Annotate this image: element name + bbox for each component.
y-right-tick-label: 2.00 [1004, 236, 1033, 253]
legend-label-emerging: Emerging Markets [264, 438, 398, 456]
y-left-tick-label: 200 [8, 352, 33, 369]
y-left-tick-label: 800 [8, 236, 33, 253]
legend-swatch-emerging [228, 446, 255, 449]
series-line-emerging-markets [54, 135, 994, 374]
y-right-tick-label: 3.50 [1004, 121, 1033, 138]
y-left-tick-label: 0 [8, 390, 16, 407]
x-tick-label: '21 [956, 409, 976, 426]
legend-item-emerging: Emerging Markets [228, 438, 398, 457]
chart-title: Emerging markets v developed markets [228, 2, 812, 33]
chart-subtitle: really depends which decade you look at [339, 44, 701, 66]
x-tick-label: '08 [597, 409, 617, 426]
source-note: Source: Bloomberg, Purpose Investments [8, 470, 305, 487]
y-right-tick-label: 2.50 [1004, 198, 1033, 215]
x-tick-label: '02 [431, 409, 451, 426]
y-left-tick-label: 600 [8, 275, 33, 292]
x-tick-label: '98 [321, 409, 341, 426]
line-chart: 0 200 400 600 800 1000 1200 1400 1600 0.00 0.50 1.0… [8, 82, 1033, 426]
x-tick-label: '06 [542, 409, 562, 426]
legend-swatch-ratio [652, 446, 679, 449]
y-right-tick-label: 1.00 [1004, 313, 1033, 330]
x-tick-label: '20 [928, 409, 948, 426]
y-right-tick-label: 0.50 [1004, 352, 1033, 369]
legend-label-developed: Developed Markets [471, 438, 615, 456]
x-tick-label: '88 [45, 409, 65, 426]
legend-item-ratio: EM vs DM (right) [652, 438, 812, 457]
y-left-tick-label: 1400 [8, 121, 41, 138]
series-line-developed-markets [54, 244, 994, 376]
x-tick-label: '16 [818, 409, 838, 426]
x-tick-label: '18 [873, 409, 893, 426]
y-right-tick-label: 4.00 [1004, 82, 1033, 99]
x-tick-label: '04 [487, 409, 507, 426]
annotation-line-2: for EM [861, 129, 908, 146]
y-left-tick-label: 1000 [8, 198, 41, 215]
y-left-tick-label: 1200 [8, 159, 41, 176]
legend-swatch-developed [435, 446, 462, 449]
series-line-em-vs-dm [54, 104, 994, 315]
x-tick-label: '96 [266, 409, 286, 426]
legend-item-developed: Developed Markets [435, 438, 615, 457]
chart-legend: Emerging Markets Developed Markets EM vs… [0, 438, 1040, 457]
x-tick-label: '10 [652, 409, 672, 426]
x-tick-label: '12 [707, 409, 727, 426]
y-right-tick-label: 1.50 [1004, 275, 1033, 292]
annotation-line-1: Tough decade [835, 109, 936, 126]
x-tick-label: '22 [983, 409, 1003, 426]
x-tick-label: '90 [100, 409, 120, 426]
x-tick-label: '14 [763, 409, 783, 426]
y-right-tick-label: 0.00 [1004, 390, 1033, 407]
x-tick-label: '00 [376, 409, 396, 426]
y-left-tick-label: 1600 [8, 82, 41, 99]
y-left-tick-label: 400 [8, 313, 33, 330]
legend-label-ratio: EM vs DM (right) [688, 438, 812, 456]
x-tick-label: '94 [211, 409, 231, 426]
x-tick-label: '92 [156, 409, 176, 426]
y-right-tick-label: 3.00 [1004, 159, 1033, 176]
* * * * * * * * *
Given request -> Write out every line of the records above, character for character, with nothing left out.

Output of the task ->
Annotate this image: element name + bbox for each component.
y-right-tick-label: 2.00 [1004, 236, 1033, 253]
legend-label-emerging: Emerging Markets [264, 438, 398, 456]
y-left-tick-label: 200 [8, 352, 33, 369]
y-left-tick-label: 800 [8, 236, 33, 253]
legend-swatch-emerging [228, 446, 255, 449]
series-line-emerging-markets [54, 135, 994, 374]
y-right-tick-label: 3.50 [1004, 121, 1033, 138]
y-left-tick-label: 0 [8, 390, 16, 407]
x-tick-label: '21 [956, 409, 976, 426]
legend-item-emerging: Emerging Markets [228, 438, 398, 457]
chart-title: Emerging markets v developed markets [228, 2, 812, 33]
chart-subtitle: really depends which decade you look at [339, 44, 701, 66]
x-tick-label: '08 [597, 409, 617, 426]
source-note: Source: Bloomberg, Purpose Investments [8, 470, 305, 487]
y-right-tick-label: 2.50 [1004, 198, 1033, 215]
x-tick-label: '02 [431, 409, 451, 426]
y-left-tick-label: 600 [8, 275, 33, 292]
x-tick-label: '98 [321, 409, 341, 426]
line-chart: 0 200 400 600 800 1000 1200 1400 1600 0.00 0.50 1.0… [8, 82, 1033, 426]
x-tick-label: '06 [542, 409, 562, 426]
legend-swatch-ratio [652, 446, 679, 449]
y-right-tick-label: 1.00 [1004, 313, 1033, 330]
x-tick-label: '20 [928, 409, 948, 426]
y-right-tick-label: 0.50 [1004, 352, 1033, 369]
legend-label-developed: Developed Markets [471, 438, 615, 456]
x-tick-label: '88 [45, 409, 65, 426]
legend-item-ratio: EM vs DM (right) [652, 438, 812, 457]
y-left-tick-label: 1400 [8, 121, 41, 138]
series-line-developed-markets [54, 244, 994, 376]
x-tick-label: '16 [818, 409, 838, 426]
x-tick-label: '18 [873, 409, 893, 426]
y-right-tick-label: 4.00 [1004, 82, 1033, 99]
x-tick-label: '04 [487, 409, 507, 426]
annotation-line-2: for EM [861, 129, 908, 146]
y-left-tick-label: 1000 [8, 198, 41, 215]
y-left-tick-label: 1200 [8, 159, 41, 176]
legend-swatch-developed [435, 446, 462, 449]
series-line-em-vs-dm [54, 104, 994, 315]
x-tick-label: '96 [266, 409, 286, 426]
legend-item-developed: Developed Markets [435, 438, 615, 457]
chart-legend: Emerging Markets Developed Markets EM vs… [0, 438, 1040, 457]
x-tick-label: '10 [652, 409, 672, 426]
x-tick-label: '12 [707, 409, 727, 426]
y-right-tick-label: 1.50 [1004, 275, 1033, 292]
annotation-line-1: Tough decade [835, 109, 936, 126]
x-tick-label: '22 [983, 409, 1003, 426]
x-tick-label: '90 [100, 409, 120, 426]
x-tick-label: '14 [763, 409, 783, 426]
y-right-tick-label: 0.00 [1004, 390, 1033, 407]
x-tick-label: '00 [376, 409, 396, 426]
y-left-tick-label: 1600 [8, 82, 41, 99]
y-left-tick-label: 400 [8, 313, 33, 330]
legend-label-ratio: EM vs DM (right) [688, 438, 812, 456]
x-tick-label: '94 [211, 409, 231, 426]
x-tick-label: '92 [156, 409, 176, 426]
y-right-tick-label: 3.00 [1004, 159, 1033, 176]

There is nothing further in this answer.